Liste des tâches:
1. Dans le texte sur Marie Heurtin, où se réfugie-t-elle lorsqu'elle parvient à s'échapper ?
2. Remplacez « sauvageonne » par « enfant sauvage » dans le passage du texte sur Marie Heurtin qui s'ouvre sur « Lorsque, en ce » et se clôt sur « à la lumière. », puis donnez ce passage.

Texte fourni:
Lorsque, en ce jour de la fin du XIXe siècle, à l'institut pour jeunes filles sourdes de Larnay, près de Poitiers, les religieuses qui en ont la charge se trouvent face à un père désireux de leur confier sa fille non seulement atteinte de surdité mais de cécité, les voilà contraintes de déclarer forfait. Il faut dire que Marie Heurtin (Ariana Rivoire) se conduit en véritable sauvageonne: on ne peut l'approcher sans qu'elle se débatte et qu'elle hurle et, dès qu'elle le peut, elle s'échappe et trouve refuge dans les branches d'un arbre. Que faire de cette enfant? La mère supérieure ne voit d'autre solution que de la renvoyer chez elle. Mais c'est sans compter sur une des religieuses, soeur Marguerite (Isabelle Carré, lumineuse), qui, touchée par la détresse de l'enfant, veut mener le combat qui la conduira des ténèbres à la lumière.
"J'ai rencontré une âme. Une âme emprisonnée", dit-elle. Pour révéler cette âme, pour la faire sortir de sa prison, c'est bien un combat qu'il va falloir mener. Âpre et violent. Il faut à soeur Marguerite des trésors de patience, de ténacité, de persévérance, pour ne pas baisser les bras et gagner la bataille. Il faut se battre corps à corps avec l'enfant et, après bien des luttes et bien des apparences d'échecs, voir enfin surgir le langage. Apprendre à s'exprimer, à parler un langage approprié, c'est la seule voie pour échapper à la nuit et à l'enfermement. Qu'on la prenne ou non pour une folle, soeur Marguerite s'obstine et saura trouver le chemin pour parler au coeur de Marie.

Jeu de données:
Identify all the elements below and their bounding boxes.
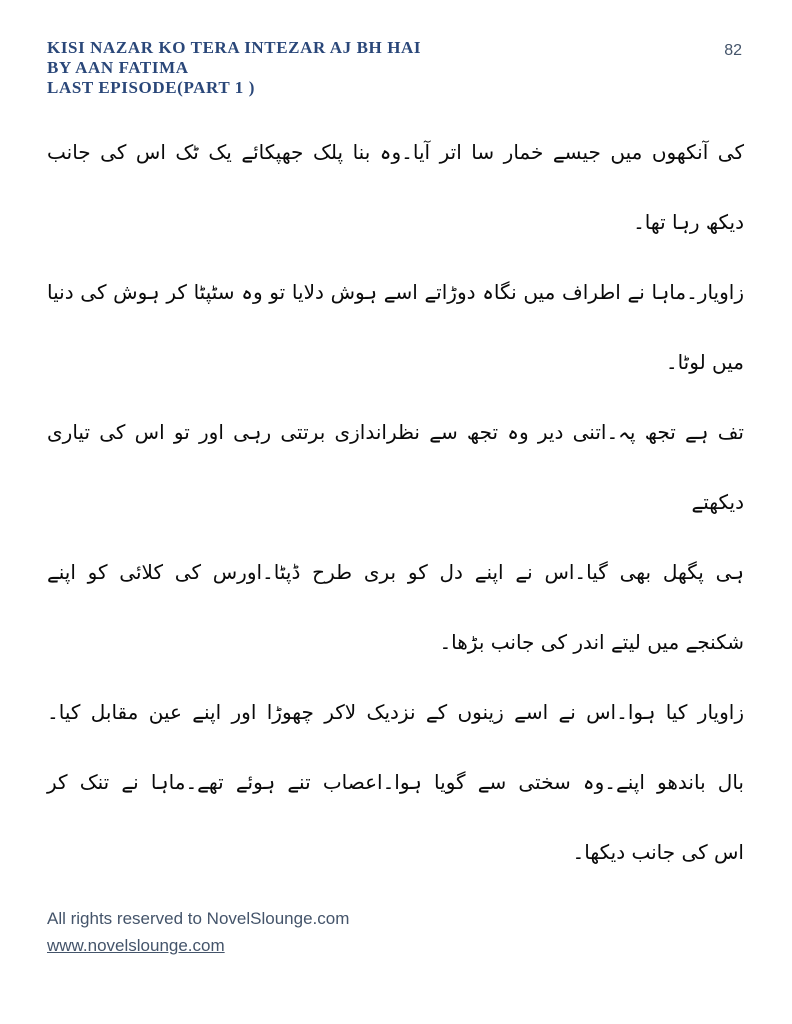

Réponses attendues:
1. Dans les branches d'un arbre.

2.
Lorsque, en ce jour de la fin du XIXe siècle, à l'institut pour jeunes filles sourdes de Larnay, près de Poitiers, les religieuses qui en ont la charge se trouvent face à un père désireux de leur confier sa fille non seulement atteinte de surdité mais de cécité, les voilà contraintes de déclarer forfait. Il faut dire que Marie Heurtin (Ariana Rivoire) se conduit en véritable enfant sauvage: on ne peut l'approcher sans qu'elle se débatte et qu'elle hurle et, dès qu'elle le peut, elle s'échappe et trouve refuge dans les branches d'un arbre. Que faire de cette enfant? La mère supérieure ne voit d'autre solution que de la renvoyer chez elle. Mais c'est sans compter sur une des religieuses, soeur Marguerite (Isabelle Carré, lumineuse), qui, touchée par la détresse de l'enfant, veut mener le combat qui la conduira des ténèbres à la lumière.